**WHAT TO WORK ON**
Write out the records beneath this line exactly as they appear, minus any images.
* START GIVEN DATA *
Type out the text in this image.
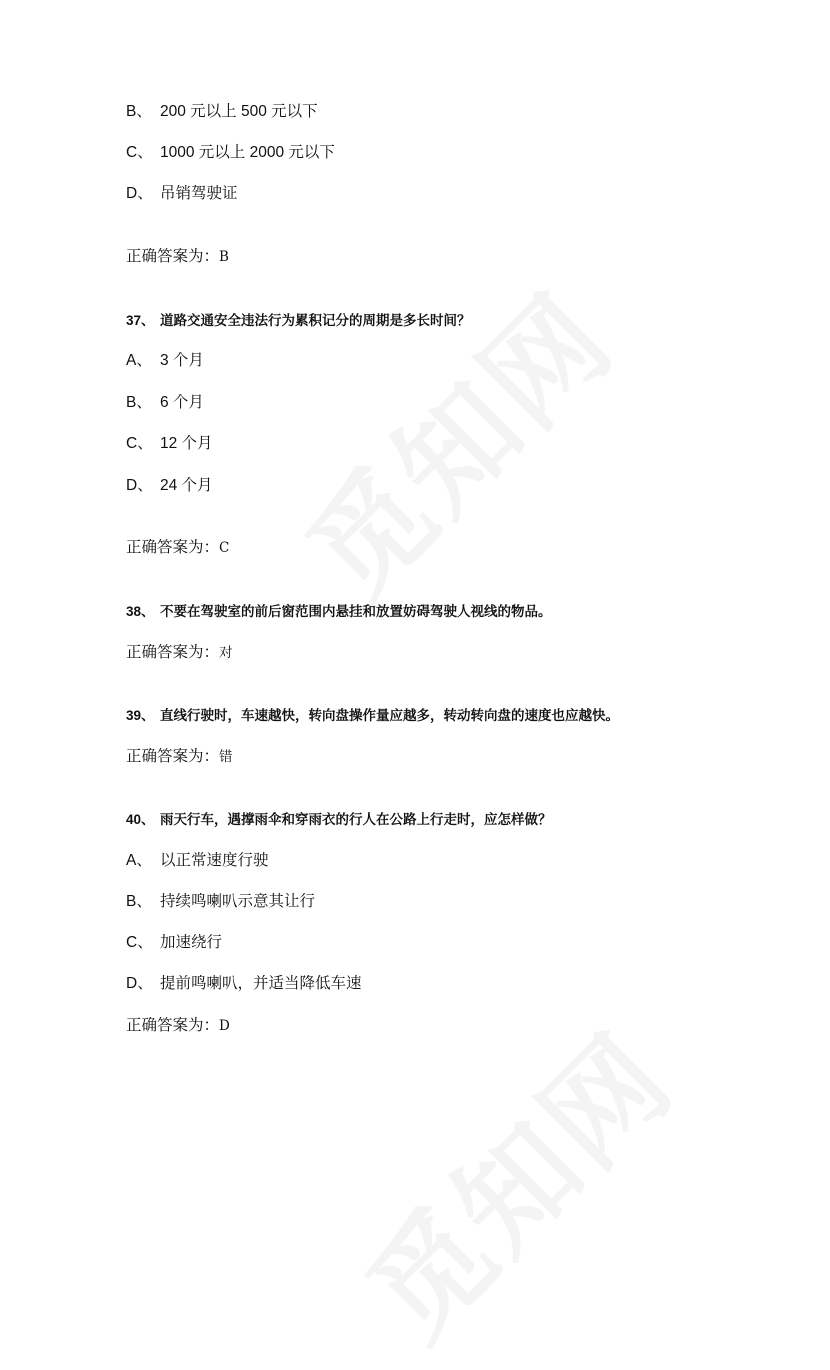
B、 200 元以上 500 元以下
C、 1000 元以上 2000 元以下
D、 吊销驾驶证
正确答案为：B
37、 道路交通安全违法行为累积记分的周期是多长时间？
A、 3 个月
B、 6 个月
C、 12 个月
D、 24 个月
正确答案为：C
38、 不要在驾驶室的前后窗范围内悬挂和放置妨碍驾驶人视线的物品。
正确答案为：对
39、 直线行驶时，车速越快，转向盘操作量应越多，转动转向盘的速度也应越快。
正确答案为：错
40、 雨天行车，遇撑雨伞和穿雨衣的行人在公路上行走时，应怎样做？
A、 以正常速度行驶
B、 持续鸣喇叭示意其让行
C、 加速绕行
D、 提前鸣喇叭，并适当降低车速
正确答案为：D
* END GIVEN DATA *
**SOLUTION BELOW**
Type out the text in this image.
B、 200 元以上 500 元以下
C、 1000 元以上 2000 元以下
D、 吊销驾驶证
正确答案为：B
37、 道路交通安全违法行为累积记分的周期是多长时间？
A、 3 个月
B、 6 个月
C、 12 个月
D、 24 个月
正确答案为：C
38、 不要在驾驶室的前后窗范围内悬挂和放置妨碍驾驶人视线的物品。
正确答案为：对
39、 直线行驶时，车速越快，转向盘操作量应越多，转动转向盘的速度也应越快。
正确答案为：错
40、 雨天行车，遇撑雨伞和穿雨衣的行人在公路上行走时，应怎样做？
A、 以正常速度行驶
B、 持续鸣喇叭示意其让行
C、 加速绕行
D、 提前鸣喇叭，并适当降低车速
正确答案为：D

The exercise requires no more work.